Gegeven passage:

******************************

GERECHTSHOF AMSTERDAM

kenmerk N13/00336
24 juli 2014
uitspraak van de meervoudige belastingkamer
op het hoger beroep van
[X],te [Z], belanghebbende,
tegen de uitspraak in de zaak met kenmerken AWB 12/2913 en AWB 12/2915 van de rechtbank Noord-Holland (hierna: de rechtbank) in het geding tussen
belanghebbende
en
de inspecteur van de Belastingdienst/Rijnmond/kantoor Rotterdam,
de inspecteur.

1.Ontstaan en loop van het geding

1.1.
De inspecteur heeft met dagtekening 15 mei 2012 aan belanghebbende een aanslag recht van schenking opgelegd voor een belastbare verkrijging in het jaar 1995 (aanslagnummer 3012.185.360000.2) van € 67.650 en een te betalen bedrag van € 23.778.
1.2.
De inspecteur heeft met dagtekening 15 mei 2012 aan belanghebbende een aanslag recht van schenking opgelegd voor een schenking in het jaar 2007 (aanslagnummer 3012.086.00018) met een te betalen bedrag € 45.227.
1.3.
Belanghebbende heeft met instemming van de inspecteur op grond van artikel 7:1a van de Algemene wet bestuursrecht tegen beide aanslagen rechtstreeks beroep bij de rechtbank ingesteld.
1.4.
Bij uitspraak van 22 april 2013 heeft de rechtbank de door belanghebbende ingestelde beroepen gegrond verklaard. De aanslag voor het jaar 1995 is verminderd tot een naar een belastbare verkrijging van € 6.765. De aanslag voor het jaar 2007 is door de rechtbank vernietigd. De inspecteur is veroordeeld tot vergoeding van de proceskosten tot een bedrag van € 944 en de inspecteur is gelast het griffierecht van € 42 te vergoeden aan belanghebbende.
1.5.
Het tegen deze uitspraak ingestelde hoger beroep heeft alleen betrekking op de aanslag recht van schenking 1995 en is bij het Hof ingekomen op 31 mei 2013, aangevuld bij brief van 9 augustus 2013. De inspecteur heeft een verweerschrift ingediend.

******************************

Gegevens voor lay-outannotatie:
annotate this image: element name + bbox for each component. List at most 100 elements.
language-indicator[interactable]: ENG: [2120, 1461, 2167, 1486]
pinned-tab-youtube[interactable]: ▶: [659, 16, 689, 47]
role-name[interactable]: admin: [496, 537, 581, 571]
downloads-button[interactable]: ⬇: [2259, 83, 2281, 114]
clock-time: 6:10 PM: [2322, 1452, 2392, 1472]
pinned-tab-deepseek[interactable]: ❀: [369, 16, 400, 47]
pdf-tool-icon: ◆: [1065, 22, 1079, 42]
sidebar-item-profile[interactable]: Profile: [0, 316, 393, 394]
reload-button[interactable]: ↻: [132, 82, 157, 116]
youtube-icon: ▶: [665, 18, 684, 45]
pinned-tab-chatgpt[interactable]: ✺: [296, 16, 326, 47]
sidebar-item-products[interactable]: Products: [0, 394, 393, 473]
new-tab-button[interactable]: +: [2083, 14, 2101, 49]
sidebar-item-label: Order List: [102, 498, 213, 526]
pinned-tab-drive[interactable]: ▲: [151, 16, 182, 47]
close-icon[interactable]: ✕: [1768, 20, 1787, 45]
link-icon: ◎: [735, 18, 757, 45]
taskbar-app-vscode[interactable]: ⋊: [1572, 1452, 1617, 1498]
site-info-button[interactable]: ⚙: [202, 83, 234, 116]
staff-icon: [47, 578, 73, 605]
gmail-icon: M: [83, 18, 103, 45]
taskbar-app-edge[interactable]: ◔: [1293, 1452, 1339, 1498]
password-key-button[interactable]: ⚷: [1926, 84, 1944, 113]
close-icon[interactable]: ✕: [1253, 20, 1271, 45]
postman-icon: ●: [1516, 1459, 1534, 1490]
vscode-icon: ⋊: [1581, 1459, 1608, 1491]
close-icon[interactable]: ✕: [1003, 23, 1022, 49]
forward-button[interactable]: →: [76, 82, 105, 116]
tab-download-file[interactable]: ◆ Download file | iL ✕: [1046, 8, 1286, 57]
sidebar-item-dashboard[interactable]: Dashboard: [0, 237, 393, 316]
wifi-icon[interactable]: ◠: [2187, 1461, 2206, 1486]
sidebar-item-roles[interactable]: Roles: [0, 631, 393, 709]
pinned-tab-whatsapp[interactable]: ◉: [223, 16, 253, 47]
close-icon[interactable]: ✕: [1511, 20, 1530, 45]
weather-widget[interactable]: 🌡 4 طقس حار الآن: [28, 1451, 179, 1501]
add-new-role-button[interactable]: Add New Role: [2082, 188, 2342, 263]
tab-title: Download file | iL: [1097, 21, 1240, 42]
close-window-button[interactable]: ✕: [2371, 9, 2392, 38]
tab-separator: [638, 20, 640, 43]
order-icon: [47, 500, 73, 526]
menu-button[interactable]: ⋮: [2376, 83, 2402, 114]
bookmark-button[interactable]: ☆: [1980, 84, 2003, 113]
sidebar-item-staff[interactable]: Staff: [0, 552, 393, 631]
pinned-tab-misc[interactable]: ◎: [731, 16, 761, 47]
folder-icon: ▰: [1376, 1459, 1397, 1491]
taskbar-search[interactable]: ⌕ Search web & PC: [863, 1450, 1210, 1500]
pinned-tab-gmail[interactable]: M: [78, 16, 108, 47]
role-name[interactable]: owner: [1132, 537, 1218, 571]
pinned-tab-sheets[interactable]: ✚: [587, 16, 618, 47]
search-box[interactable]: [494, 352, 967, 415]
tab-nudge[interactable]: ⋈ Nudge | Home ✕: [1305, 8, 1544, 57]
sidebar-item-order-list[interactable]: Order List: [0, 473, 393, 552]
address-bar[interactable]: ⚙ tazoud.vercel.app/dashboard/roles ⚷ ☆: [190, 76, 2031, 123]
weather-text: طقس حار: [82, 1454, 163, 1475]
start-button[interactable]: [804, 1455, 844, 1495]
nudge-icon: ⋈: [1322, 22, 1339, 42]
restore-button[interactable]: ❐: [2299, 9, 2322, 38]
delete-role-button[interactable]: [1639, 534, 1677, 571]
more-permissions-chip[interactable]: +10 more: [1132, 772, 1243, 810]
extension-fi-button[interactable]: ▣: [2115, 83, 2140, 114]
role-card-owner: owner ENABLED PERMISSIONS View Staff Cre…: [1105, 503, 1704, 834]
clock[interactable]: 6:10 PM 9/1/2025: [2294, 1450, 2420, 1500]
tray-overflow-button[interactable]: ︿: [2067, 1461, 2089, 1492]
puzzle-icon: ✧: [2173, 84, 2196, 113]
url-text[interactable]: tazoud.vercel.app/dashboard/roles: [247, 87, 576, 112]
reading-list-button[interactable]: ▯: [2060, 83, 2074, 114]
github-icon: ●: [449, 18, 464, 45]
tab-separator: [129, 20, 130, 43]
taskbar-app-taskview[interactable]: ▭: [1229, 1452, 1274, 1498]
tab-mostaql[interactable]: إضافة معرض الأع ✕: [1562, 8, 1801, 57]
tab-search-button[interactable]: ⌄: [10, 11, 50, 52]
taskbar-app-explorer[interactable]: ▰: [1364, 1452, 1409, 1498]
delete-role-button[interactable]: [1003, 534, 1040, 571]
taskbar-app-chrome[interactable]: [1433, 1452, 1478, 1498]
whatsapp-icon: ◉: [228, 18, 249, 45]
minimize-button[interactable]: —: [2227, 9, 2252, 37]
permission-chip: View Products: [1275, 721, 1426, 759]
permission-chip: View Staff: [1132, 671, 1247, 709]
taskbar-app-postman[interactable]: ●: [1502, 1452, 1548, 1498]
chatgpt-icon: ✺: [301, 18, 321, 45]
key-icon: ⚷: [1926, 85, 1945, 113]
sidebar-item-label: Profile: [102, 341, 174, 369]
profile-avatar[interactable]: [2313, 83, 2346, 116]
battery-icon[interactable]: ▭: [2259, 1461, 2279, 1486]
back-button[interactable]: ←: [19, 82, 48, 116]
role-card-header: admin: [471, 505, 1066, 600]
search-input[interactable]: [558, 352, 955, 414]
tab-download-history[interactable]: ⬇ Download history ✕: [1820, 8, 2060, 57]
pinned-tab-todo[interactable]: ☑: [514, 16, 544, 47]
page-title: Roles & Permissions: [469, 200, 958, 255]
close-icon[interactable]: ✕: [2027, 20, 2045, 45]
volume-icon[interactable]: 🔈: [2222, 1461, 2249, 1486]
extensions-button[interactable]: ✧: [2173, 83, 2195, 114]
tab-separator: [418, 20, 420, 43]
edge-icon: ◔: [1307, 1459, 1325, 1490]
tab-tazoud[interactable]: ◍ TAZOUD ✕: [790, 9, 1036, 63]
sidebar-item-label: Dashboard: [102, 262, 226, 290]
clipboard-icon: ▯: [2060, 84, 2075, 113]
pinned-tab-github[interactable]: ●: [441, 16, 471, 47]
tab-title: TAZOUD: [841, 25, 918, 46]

******************************

Gegeven opdracht: Kun je het stuk van de uitspraak over de schenkingsaanslagen opnieuw geven, beginnend bij de woorden met "Bij uitspraak van" en stoppend na "een verweerschrift ingediend.", en daarin "proceskosten" wijzigen in "kosten van het geding"?

Volledige uitvoer:
Bij uitspraak van 22 april 2013 heeft de rechtbank de door belanghebbende ingestelde beroepen gegrond verklaard. De aanslag voor het jaar 1995 is verminderd tot een naar een belastbare verkrijging van € 6.765. De aanslag voor het jaar 2007 is door de rechtbank vernietigd. De inspecteur is veroordeeld tot vergoeding van de kosten van het geding tot een bedrag van € 944 en de inspecteur is gelast het griffierecht van € 42 te vergoeden aan belanghebbende.
1.5.
Het tegen deze uitspraak ingestelde hoger beroep heeft alleen betrekking op de aanslag recht van schenking 1995 en is bij het Hof ingekomen op 31 mei 2013, aangevuld bij brief van 9 augustus 2013. De inspecteur heeft een verweerschrift ingediend.